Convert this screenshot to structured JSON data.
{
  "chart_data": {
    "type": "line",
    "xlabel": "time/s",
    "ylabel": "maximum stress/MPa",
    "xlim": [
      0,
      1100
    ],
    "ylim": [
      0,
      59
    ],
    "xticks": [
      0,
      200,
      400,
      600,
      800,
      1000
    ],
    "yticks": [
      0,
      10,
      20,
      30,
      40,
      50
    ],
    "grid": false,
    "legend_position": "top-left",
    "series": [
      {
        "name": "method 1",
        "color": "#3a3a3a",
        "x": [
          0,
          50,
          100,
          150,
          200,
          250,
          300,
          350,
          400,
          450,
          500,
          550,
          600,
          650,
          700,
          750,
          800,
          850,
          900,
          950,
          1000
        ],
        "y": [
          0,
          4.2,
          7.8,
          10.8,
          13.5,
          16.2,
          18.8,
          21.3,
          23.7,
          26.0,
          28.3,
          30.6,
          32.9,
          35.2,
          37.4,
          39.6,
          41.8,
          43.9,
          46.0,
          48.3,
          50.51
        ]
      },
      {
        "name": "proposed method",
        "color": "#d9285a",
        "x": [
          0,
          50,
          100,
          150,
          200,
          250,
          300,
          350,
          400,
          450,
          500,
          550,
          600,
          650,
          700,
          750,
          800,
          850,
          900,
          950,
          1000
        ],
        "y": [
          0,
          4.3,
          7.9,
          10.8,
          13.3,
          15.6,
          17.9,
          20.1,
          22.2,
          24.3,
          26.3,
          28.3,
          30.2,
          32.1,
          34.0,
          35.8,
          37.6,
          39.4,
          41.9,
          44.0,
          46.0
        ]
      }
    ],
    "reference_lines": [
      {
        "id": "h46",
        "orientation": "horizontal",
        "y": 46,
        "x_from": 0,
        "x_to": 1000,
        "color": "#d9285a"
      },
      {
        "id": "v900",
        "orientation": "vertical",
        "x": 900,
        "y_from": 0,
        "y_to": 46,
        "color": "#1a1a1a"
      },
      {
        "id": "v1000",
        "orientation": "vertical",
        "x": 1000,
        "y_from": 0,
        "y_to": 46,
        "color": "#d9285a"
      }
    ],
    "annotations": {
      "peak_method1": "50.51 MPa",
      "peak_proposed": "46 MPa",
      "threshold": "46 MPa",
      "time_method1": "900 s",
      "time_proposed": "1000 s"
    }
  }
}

▬▬▬

Required work: Repeat the data exactly. Leave nothing out.

Task result:
Convert this screenshot to structured JSON data.
{
  "chart_data": {
    "type": "line",
    "xlabel": "time/s",
    "ylabel": "maximum stress/MPa",
    "xlim": [
      0,
      1100
    ],
    "ylim": [
      0,
      59
    ],
    "xticks": [
      0,
      200,
      400,
      600,
      800,
      1000
    ],
    "yticks": [
      0,
      10,
      20,
      30,
      40,
      50
    ],
    "grid": false,
    "legend_position": "top-left",
    "series": [
      {
        "name": "method 1",
        "color": "#3a3a3a",
        "x": [
          0,
          50,
          100,
          150,
          200,
          250,
          300,
          350,
          400,
          450,
          500,
          550,
          600,
          650,
          700,
          750,
          800,
          850,
          900,
          950,
          1000
        ],
        "y": [
          0,
          4.2,
          7.8,
          10.8,
          13.5,
          16.2,
          18.8,
          21.3,
          23.7,
          26.0,
          28.3,
          30.6,
          32.9,
          35.2,
          37.4,
          39.6,
          41.8,
          43.9,
          46.0,
          48.3,
          50.51
        ]
      },
      {
        "name": "proposed method",
        "color": "#d9285a",
        "x": [
          0,
          50,
          100,
          150,
          200,
          250,
          300,
          350,
          400,
          450,
          500,
          550,
          600,
          650,
          700,
          750,
          800,
          850,
          900,
          950,
          1000
        ],
        "y": [
          0,
          4.3,
          7.9,
          10.8,
          13.3,
          15.6,
          17.9,
          20.1,
          22.2,
          24.3,
          26.3,
          28.3,
          30.2,
          32.1,
          34.0,
          35.8,
          37.6,
          39.4,
          41.9,
          44.0,
          46.0
        ]
      }
    ],
    "reference_lines": [
      {
        "id": "h46",
        "orientation": "horizontal",
        "y": 46,
        "x_from": 0,
        "x_to": 1000,
        "color": "#d9285a"
      },
      {
        "id": "v900",
        "orientation": "vertical",
        "x": 900,
        "y_from": 0,
        "y_to": 46,
        "color": "#1a1a1a"
      },
      {
        "id": "v1000",
        "orientation": "vertical",
        "x": 1000,
        "y_from": 0,
        "y_to": 46,
        "color": "#d9285a"
      }
    ],
    "annotations": {
      "peak_method1": "50.51 MPa",
      "peak_proposed": "46 MPa",
      "threshold": "46 MPa",
      "time_method1": "900 s",
      "time_proposed": "1000 s"
    }
  }
}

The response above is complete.